__What the task asks__
Return every line below in which "JSON" appears.

(Stored dataset items)
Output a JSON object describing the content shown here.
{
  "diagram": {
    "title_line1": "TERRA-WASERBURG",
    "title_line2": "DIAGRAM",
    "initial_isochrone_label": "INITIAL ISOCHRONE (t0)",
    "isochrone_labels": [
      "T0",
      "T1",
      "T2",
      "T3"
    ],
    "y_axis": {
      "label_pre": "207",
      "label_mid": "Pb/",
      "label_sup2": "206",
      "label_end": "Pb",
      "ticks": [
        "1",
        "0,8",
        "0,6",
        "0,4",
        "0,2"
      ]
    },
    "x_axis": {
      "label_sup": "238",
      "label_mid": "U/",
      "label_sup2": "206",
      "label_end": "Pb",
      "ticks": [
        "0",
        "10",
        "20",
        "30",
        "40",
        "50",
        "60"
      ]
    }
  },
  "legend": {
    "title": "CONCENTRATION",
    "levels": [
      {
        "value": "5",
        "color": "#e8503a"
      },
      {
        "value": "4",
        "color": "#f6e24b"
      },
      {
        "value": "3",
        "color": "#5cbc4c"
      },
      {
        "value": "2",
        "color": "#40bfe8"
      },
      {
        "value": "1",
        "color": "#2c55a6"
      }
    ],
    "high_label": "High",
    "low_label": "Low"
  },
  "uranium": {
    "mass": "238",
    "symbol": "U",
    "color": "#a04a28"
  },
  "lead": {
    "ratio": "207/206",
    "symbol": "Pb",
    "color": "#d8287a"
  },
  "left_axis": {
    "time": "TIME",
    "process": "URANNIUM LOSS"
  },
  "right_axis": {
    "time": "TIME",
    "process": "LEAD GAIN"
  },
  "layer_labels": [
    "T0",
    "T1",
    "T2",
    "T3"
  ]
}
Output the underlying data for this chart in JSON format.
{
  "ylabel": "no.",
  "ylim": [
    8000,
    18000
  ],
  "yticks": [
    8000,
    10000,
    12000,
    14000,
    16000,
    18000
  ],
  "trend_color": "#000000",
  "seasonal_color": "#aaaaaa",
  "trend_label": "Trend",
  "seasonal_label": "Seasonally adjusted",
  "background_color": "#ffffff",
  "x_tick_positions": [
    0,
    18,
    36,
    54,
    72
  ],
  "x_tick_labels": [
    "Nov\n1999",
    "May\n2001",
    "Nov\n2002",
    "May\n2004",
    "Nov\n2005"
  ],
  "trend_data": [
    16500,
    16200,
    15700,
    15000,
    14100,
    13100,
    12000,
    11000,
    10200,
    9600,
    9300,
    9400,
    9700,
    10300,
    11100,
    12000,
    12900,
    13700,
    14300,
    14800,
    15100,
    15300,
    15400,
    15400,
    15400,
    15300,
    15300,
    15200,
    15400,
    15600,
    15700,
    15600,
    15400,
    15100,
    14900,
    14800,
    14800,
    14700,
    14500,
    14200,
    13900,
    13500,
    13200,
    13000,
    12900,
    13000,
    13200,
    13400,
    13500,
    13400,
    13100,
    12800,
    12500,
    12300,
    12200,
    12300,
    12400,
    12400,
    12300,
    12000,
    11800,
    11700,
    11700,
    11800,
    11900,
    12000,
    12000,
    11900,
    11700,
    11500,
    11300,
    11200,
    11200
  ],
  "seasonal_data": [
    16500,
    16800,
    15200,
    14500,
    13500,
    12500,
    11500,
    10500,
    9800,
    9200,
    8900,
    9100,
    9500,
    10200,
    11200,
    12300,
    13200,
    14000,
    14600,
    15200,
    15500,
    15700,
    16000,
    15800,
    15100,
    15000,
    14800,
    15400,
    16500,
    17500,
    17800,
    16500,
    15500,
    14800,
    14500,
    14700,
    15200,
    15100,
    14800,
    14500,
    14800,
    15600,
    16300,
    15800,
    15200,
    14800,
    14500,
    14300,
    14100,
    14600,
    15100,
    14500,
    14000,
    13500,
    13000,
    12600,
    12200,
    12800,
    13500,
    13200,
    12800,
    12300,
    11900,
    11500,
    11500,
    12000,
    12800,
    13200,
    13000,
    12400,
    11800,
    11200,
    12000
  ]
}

__Exercise response__
Output a JSON object describing the content shown here.
Output the underlying data for this chart in JSON format.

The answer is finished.